THE PROBLEM:
Search the material for the string "first", then report how many lines hold it, with no other text.

Collected data

+ + + +

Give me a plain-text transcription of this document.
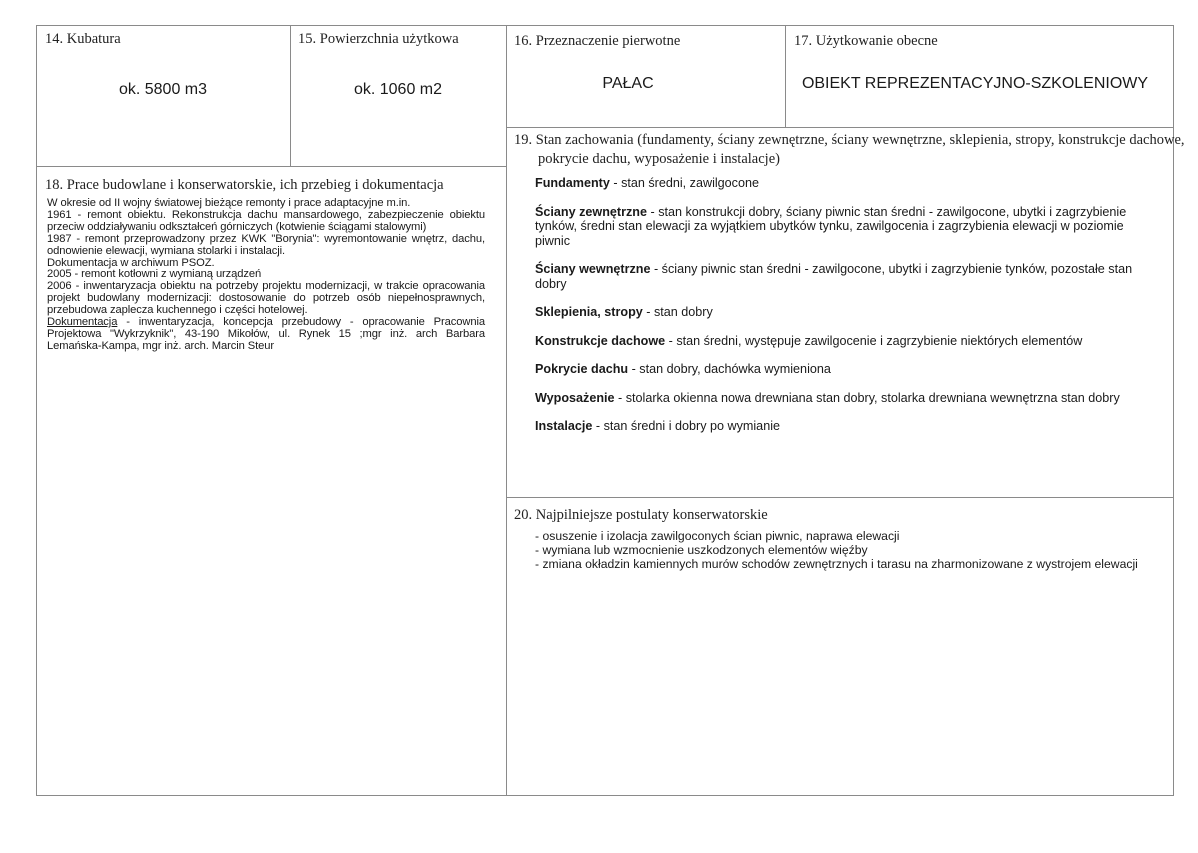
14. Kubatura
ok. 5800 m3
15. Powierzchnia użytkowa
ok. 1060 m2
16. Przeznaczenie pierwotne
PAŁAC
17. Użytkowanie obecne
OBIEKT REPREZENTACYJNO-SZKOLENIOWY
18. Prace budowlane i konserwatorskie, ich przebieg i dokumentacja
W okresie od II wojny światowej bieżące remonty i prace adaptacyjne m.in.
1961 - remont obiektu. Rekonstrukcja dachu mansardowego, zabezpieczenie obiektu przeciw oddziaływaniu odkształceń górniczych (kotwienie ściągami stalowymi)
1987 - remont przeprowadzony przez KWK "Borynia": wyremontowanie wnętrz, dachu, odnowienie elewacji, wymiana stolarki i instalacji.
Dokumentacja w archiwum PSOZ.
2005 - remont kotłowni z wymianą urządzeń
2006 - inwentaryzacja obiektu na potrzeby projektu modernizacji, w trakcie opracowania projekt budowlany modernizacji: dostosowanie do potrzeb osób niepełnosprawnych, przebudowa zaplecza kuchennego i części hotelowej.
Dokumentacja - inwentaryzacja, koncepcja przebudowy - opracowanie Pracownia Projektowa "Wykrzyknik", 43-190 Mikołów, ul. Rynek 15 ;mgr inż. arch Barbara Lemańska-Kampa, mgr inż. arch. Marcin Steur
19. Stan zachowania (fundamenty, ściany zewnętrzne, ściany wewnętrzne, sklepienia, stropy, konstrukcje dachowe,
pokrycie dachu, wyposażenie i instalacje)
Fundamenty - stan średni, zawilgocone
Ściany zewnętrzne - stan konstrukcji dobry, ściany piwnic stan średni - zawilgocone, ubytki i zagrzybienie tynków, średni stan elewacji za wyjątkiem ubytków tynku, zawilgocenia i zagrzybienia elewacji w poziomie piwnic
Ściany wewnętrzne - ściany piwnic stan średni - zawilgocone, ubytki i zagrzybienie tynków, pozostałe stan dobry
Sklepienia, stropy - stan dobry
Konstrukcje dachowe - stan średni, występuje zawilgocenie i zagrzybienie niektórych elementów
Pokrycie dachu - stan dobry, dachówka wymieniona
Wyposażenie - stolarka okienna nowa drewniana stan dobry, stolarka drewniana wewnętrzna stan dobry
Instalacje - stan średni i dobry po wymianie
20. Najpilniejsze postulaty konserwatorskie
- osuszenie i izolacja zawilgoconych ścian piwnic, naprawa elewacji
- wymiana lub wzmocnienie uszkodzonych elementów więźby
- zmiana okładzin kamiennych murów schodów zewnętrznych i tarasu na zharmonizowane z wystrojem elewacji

+ + + +

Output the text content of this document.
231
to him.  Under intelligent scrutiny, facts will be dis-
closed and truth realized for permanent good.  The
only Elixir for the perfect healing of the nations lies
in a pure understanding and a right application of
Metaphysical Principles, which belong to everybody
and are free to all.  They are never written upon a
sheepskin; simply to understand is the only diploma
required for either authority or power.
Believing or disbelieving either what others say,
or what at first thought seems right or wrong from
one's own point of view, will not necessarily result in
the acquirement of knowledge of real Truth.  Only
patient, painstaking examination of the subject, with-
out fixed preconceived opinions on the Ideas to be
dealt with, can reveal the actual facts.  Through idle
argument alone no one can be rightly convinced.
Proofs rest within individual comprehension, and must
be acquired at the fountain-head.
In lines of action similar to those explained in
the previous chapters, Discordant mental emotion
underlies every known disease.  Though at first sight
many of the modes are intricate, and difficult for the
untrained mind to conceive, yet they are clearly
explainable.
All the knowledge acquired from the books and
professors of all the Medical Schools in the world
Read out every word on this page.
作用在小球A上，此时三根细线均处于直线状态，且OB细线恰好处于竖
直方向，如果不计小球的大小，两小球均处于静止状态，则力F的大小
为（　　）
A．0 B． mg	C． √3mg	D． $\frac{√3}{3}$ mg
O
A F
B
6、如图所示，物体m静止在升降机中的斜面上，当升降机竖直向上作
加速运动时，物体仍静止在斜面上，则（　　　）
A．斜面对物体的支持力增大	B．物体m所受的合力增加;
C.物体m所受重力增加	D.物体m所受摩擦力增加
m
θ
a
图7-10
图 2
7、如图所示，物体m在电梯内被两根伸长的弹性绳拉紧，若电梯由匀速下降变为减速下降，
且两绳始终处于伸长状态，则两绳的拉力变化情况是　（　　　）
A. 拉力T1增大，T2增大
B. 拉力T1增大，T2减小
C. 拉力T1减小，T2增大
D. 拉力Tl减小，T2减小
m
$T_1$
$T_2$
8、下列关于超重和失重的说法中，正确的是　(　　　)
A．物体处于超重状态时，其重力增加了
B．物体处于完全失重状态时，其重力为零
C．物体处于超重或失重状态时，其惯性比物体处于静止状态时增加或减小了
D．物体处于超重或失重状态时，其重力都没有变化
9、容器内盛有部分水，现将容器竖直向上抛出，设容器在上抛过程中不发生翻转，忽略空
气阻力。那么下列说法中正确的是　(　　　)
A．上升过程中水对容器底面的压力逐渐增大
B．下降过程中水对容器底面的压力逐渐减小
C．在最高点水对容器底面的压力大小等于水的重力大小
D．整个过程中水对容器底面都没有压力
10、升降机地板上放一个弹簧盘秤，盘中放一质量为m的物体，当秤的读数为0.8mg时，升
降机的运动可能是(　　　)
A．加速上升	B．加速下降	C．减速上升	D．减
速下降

+ + + +

RESPONSE BELOW:
2